======== Source records

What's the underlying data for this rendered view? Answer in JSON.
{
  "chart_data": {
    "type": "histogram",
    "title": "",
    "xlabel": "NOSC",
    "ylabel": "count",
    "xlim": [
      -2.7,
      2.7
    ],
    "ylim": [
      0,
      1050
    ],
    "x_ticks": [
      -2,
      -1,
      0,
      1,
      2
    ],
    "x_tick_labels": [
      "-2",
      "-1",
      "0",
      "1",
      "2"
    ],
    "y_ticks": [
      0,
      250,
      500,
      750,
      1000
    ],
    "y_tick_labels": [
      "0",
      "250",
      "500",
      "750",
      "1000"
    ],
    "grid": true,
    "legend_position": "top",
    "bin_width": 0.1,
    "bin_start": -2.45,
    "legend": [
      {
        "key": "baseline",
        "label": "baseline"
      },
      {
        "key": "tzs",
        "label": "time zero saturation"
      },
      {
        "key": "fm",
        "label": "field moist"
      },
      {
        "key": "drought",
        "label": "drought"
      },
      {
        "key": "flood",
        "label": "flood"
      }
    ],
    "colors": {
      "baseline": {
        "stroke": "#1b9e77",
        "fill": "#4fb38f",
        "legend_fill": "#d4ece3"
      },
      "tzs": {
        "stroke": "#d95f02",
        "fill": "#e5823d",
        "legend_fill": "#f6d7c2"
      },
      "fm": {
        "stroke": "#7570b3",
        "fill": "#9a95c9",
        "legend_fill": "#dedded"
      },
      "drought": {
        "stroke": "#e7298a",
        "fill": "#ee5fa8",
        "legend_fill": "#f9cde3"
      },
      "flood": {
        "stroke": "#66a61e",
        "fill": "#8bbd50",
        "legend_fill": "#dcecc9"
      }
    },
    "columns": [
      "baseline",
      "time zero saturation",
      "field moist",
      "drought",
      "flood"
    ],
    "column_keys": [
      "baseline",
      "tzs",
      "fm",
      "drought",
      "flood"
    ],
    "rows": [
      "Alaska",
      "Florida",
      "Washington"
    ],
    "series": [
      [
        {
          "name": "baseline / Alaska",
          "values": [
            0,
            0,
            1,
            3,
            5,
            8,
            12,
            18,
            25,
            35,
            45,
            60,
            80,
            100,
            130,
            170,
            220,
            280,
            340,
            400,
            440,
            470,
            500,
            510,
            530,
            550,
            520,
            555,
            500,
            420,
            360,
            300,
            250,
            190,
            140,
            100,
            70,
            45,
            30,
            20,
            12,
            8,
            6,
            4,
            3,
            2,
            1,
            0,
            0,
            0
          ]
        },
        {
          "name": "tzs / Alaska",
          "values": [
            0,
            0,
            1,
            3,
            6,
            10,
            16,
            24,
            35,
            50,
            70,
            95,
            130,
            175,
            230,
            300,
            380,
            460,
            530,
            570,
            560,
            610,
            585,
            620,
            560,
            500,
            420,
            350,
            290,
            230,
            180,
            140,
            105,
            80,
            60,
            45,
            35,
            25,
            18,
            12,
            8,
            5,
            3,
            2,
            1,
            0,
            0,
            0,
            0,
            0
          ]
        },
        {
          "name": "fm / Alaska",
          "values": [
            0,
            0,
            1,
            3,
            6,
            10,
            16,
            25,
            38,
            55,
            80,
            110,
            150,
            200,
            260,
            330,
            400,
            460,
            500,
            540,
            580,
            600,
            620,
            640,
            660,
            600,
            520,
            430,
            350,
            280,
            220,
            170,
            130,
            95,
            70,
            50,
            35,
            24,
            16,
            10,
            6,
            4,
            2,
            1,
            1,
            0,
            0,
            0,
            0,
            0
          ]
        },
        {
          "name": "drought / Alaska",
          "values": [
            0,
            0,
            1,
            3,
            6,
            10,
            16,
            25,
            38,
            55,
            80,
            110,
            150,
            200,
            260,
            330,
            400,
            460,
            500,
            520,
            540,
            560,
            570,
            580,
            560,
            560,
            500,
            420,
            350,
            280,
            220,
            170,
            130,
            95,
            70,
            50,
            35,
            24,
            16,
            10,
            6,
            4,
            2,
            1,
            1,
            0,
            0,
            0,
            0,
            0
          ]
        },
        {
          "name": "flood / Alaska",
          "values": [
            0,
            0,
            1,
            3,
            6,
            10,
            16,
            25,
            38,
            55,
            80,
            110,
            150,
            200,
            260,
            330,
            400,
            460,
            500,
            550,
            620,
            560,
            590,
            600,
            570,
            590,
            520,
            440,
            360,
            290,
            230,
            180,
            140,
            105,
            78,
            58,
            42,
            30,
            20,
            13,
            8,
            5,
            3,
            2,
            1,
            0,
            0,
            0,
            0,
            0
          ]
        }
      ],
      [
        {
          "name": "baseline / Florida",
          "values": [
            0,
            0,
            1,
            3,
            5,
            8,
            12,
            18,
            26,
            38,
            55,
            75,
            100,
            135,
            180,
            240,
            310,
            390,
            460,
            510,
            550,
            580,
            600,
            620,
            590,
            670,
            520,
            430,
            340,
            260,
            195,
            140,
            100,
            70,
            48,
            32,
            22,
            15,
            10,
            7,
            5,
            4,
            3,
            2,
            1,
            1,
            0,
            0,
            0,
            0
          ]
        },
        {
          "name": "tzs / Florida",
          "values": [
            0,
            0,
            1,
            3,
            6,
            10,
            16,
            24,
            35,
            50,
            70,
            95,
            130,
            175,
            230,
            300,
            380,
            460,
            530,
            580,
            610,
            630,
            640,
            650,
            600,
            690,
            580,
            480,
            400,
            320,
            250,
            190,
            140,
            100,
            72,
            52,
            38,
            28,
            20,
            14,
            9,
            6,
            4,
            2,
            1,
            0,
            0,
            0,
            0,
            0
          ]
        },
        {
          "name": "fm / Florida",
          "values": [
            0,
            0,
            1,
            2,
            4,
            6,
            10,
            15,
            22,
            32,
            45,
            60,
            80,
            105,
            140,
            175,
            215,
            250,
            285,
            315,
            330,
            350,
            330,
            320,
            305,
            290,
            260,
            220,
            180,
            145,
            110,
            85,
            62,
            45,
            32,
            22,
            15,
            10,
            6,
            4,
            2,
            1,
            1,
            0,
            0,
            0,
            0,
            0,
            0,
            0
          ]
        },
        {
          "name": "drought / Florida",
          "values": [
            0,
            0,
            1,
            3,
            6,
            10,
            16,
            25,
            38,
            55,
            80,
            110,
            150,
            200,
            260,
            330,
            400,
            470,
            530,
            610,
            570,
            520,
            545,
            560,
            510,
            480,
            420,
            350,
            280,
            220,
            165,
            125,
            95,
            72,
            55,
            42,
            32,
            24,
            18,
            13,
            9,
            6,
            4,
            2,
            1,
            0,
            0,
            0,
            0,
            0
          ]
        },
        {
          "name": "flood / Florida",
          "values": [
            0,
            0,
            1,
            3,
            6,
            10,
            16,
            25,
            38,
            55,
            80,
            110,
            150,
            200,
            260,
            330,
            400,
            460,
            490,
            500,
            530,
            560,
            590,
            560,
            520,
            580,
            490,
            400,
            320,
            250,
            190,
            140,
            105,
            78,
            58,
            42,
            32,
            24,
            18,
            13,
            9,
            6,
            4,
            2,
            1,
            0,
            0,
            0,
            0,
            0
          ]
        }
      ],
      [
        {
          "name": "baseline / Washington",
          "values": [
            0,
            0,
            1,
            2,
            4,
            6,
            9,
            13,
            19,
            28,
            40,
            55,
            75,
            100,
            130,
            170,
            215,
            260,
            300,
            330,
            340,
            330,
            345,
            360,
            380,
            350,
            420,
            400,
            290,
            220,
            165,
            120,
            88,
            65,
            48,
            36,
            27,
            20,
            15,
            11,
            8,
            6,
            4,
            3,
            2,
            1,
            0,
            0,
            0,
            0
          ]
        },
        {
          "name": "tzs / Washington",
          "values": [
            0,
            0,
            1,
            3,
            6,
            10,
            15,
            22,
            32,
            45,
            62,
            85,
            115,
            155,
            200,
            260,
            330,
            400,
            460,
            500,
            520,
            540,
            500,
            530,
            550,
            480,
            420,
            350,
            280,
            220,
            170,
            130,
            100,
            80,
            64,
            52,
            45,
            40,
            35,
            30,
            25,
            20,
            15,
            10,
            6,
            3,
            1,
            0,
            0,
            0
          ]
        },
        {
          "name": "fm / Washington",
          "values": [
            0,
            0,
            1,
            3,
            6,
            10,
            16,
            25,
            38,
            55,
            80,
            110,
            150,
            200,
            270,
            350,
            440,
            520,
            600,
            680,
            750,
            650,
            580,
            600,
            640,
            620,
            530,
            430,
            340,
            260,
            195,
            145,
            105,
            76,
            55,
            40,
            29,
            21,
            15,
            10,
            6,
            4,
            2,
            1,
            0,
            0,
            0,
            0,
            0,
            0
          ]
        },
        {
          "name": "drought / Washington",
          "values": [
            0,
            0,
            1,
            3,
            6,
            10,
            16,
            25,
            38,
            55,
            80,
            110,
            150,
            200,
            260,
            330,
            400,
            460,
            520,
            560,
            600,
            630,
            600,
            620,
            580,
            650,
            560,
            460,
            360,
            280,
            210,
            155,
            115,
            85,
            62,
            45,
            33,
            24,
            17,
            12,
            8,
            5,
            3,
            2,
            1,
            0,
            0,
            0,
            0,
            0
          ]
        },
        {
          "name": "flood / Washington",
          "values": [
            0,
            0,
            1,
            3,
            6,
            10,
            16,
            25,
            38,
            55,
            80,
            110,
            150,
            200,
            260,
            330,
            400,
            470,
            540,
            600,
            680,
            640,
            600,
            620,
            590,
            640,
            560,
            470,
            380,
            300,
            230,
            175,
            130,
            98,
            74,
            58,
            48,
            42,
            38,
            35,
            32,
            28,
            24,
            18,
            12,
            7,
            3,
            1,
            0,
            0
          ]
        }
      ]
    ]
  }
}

================

## [Problem details]
Look over the records above and copy each line that includes the string "baseline".

## [Answer in full]
        "key": "baseline",
        "label": "baseline"
      "baseline": {
      "baseline",
      "baseline",
          "name": "baseline / Alaska",
          "name": "baseline / Florida",
          "name": "baseline / Washington",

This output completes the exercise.